# EXERCISE TEXT
====
Additionally, the North Dakota Public Utilities commission spent 11 months on its review process, including holding public hearings and identifying cultural resources to be protected. According to the commissioner, the route "was altered 140 times to avoid cultural resources", including Native American artifacts.

Are pipeline spills and ruptures common? Somewhat. Our energy infrastructure is aging just like our roads and bridges and needs attention. A Time magazine article cites a PHMSA statistic of 3,300 incidents of leaks and ruptures at oil and gas pipelines since 2010. That’s more than 1 per day. Definitely a shocking number, but there’s some perspective to be gained here. There are 2.5 million miles of natural gas gathering and transmission pipelines, and 72,500 miles of crude oil pipelines in the US, plus other pipelines for refined products and biofuels. Since this discussion is focused on crude oil, it’s more useful to isolate that data, which the PHMSA reports as 1186 incidents since 2010, of which 398 qualified as “significant”, meaning a release of 5 barrels or more of highly volatile crude, or 50 barrels or more of other liquids. Roughly that means that each crude pipeline mile has had a 0.5% chance of having a significant spill since 2010. Still unacceptable, and we can do better. The PHMSA has proposed new safety regulations for natural gas and crude oil pipelines.
====
# GIVEN DATA
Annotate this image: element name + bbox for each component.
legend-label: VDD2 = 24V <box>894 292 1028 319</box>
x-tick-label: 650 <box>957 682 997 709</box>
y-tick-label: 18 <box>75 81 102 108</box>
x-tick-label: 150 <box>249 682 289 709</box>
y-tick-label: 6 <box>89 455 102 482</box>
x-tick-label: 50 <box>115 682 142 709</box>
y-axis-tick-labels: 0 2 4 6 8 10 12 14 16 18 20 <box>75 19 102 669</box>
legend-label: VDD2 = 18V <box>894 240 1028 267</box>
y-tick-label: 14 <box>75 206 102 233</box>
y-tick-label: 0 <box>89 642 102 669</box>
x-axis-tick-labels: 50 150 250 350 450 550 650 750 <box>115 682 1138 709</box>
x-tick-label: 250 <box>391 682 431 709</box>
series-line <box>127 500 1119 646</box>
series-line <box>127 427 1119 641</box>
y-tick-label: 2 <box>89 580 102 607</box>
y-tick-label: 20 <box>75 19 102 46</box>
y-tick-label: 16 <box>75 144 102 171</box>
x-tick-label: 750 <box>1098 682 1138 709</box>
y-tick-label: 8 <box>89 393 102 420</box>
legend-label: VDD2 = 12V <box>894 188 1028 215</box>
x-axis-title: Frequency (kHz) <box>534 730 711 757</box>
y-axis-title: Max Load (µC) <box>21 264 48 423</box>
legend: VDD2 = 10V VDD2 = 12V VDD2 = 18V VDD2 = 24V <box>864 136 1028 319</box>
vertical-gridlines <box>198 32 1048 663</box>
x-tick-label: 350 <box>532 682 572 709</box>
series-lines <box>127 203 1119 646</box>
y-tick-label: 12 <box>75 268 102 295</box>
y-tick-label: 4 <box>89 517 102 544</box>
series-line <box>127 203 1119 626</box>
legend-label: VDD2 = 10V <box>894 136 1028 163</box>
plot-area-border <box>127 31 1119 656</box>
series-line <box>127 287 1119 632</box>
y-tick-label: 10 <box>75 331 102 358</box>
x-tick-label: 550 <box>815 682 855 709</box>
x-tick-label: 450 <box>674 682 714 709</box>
====
# PROBLEM 1
Answer these from the pipeline text:
(a) How many months did the North Dakota Public Utilities commission spend on its review process?
(b) How many miles of crude oil pipelines are there in the US?
(c) How many of the crude oil incidents since 2010 qualified as "significant"?
# PROBLEM 2
Does each statement agree with the pipeline text? Answer yes or no, and quote the words that decide it.
(a) According to the commissioner, the route was changed 140 times to avoid cultural resources.
(b) The PHMSA statistic cited by Time works out to fewer than one leak or rupture per day since 2010.
(c) A release of 5 barrels of highly volatile crude counts as a significant incident.

# ANSWER AREA 1
(a) 11 months
(b) 72,500 miles
(c) 398

# ANSWER AREA 2
(a) Yes: "was altered 140 times to avoid cultural resources"
(b) No: "That’s more than 1 per day."
(c) Yes: "meaning a release of 5 barrels or more of highly volatile crude"